### Texto fornecido
※
PONTE DONA ANA
RM Kuyeri, 29 de Maio de 2017

Uma das pontes mais longas de África, Ponte Dona Ana, tem 86 anos, está a receber uma operação cirurgia plástica, há muito necessária, visando a sua revitalização e melhorar a transitabilidade pela Linha Férrea de Sena. As obras, a serem levadas a cabo em aproximadamente 90 dias, tiveram o seu início na passada terça-feira, dia 23 de Maio de 2017, e estão orçadas em oito milhões de meticais, valor desembolsados pelas empresas públicas Caminhos de Ferro de Moçambique (CFM) e Electricidade de Moçambique (EDM).

A Ponte Dona Ana atravessa o rio Zambeze entre as aldeias de Nhamayabwe, na Província de Tete, e Caia, na Província de Sofala, está a receber obras que consistirão em substituir o pavimento de lajes e na reposição de chapas metálicas, substituição de perfis em vários pontos, raspagem e pintura das estruturas metálicas, bem como a substituição de mais de 100 candeeiros de iluminação ao longo da ponte.
※
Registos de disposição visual

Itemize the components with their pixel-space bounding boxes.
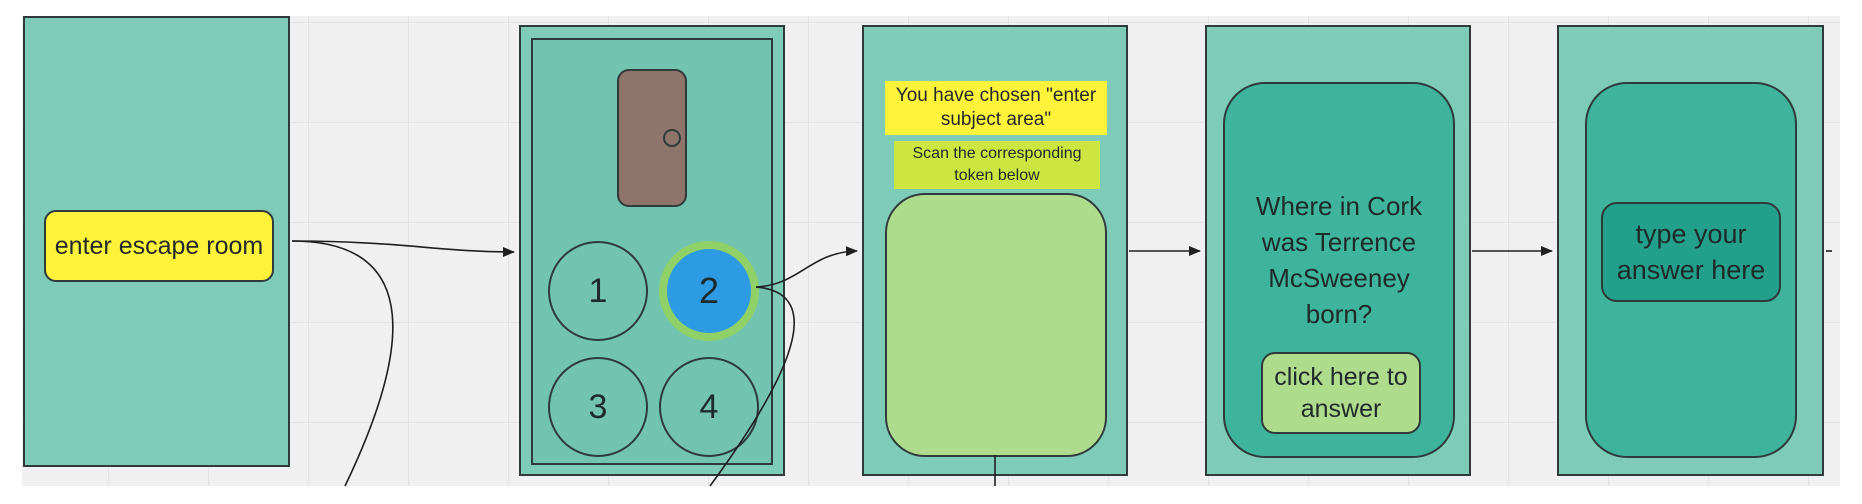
click-to-answer-button[interactable]: click here to answer bbox=[1261, 352, 1421, 434]
scan-token-note: Scan the corresponding token below bbox=[894, 141, 1100, 189]
frame-token-select: 1 2 3 4 bbox=[519, 25, 785, 476]
question-card: Where in Cork was Terrence McSweeney bor… bbox=[1223, 82, 1455, 458]
question-text: Where in Cork was Terrence McSweeney bor… bbox=[1255, 191, 1423, 329]
frame-scan-token: You have chosen "enter subject area" Sca… bbox=[862, 25, 1128, 476]
token-scan-area[interactable] bbox=[885, 193, 1107, 457]
token-1[interactable]: 1 bbox=[548, 241, 648, 341]
connector-start-to-tokens bbox=[291, 240, 515, 257]
answer-card: type your answer here bbox=[1585, 82, 1797, 458]
connector-token2-to-scan bbox=[755, 246, 858, 288]
connector-start-down bbox=[291, 240, 394, 487]
frame-answer-entry: type your answer here bbox=[1557, 25, 1824, 476]
enter-escape-room-button[interactable]: enter escape room bbox=[44, 210, 274, 282]
door-knob-icon bbox=[663, 129, 681, 147]
answer-input-field[interactable]: type your answer here bbox=[1601, 202, 1781, 302]
connector-token2-down bbox=[709, 286, 795, 487]
token-2-selected[interactable]: 2 bbox=[659, 241, 759, 341]
token-3[interactable]: 3 bbox=[548, 357, 648, 457]
door-icon[interactable] bbox=[617, 69, 687, 207]
chosen-subject-note: You have chosen "enter subject area" bbox=[885, 81, 1107, 135]
frame-question: Where in Cork was Terrence McSweeney bor… bbox=[1205, 25, 1471, 476]
frame-start: enter escape room bbox=[23, 16, 290, 467]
※
### Instruções da tarefa
Transcreva fielmente o trecho do texto sobre a Ponte Dona Ana que vai de "A Ponte Dona" a "longo da ponte.", incluindo ambos.

### Solução escrita
A Ponte Dona Ana atravessa o rio Zambeze entre as aldeias de Nhamayabwe, na Província de Tete, e Caia, na Província de Sofala, está a receber obras que consistirão em substituir o pavimento de lajes e na reposição de chapas metálicas, substituição de perfis em vários pontos, raspagem e pintura das estruturas metálicas, bem como a substituição de mais de 100 candeeiros de iluminação ao longo da ponte.